Excerpt |
===============

As I write this status I have goosebumps.
When I wrote the first status using #hokkolorob I was helpless not knowing how to get justice because knocking at all doors went into deaf ears and today I felt an estimated 100000 souls strong all shouting #hokhokhokkolrob.
I want to embrace every single soul that made mine and this girl’s fight of 28.08.2014 their own and the very roads of Kolkata trembled today.
When students stomp their feet for justice, NO ONE will stand in their way.The fight will continue… till then #hokkolorob
Hours before his post, Biswas, 24, a graduate of the department of comparative literature, had walked across central Kolkata in pouring rain to call for the vice chancellor’s resignation for the police assault three days ago and the ineptness with which the molestation probe had been handled.
With him were some 30,000 others—protestors from other college, school students, alumni from Jadavpur and elsewhere, movie stars, musicians, IT professionals. They had all marched with the students of Jadavpur in solidarity, and demanding action. Kolkata had rarely seen such outpouring of support in recent years for what was essentially a non-political protest.
“I was creating awareness and inviting people to use that hashtag (#hokkolorob),” Biswas told Quartz, so that all the views and suggestions of Jadavpur’s student body and beyond could be collated. “Eventually, it became the emblem of the movement.”
On Twitter, #Hokkolorob emerged abruptly sometime between 17 and 18 September, reaching its peak around 21 September, the day after the massive protest march. On Facebook, too, the hashtag began appearing en masse after the night of police brutality on 17 September.
And the online conversation was often punctuated with powerful visuals—both videos and photographs—that Jadavpur students and alumni curated, thereby inadvertently widening the appeal of the movement to a wider student body on social media. “Revolution happens through meme,” said Arka Alam, a former Jadavpur student who attended and chronicled the protests.
“Social media can’t replace revolution, but it can mobilise people,” said Das, arguing that by allowing space for individual stories to reach more people, it also lends movements a certain authenticity. “Social media did have a huge role in this.”
The other outsiders
To the Mamata Banerjee government, the police and parts of the university’s administration, the protest movement was fueled by outsiders.
“We also had information that outsiders mingled with students and some outsiders were hovering in and around campus and they were also armed with certain weapons,” Kolkata’s police commissioner said, in justification of the police’s decision to enter the university. Governor K.N. Tripathi also maintained the same line, blaming “outsiders” for “creating trouble.”
Chief minister Banerjee, in the past, has accused the university of harboring ultra-Left Maoists. “I know a section of Jadavpur University teachers and students actively supports the Maoists. The government has a list of such offenders. I have heard that they have put up posters in the university, criticising me,” Banerjee said in 2011.

===============

Given information |
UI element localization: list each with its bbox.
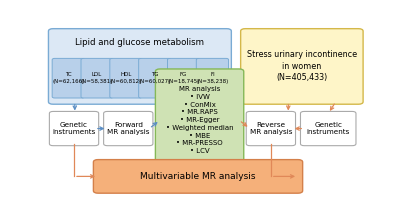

===============

Task instructions | Write out, word for word, the passage of the Jadavpur protest text that opens with the words containing "As I write this" and closes with "all shouting #hokhokhokkolrob.".

Exercise response |
As I write this status I have goosebumps.
When I wrote the first status using #hokkolorob I was helpless not knowing how to get justice because knocking at all doors went into deaf ears and today I felt an estimated 100000 souls strong all shouting #hokhokhokkolrob.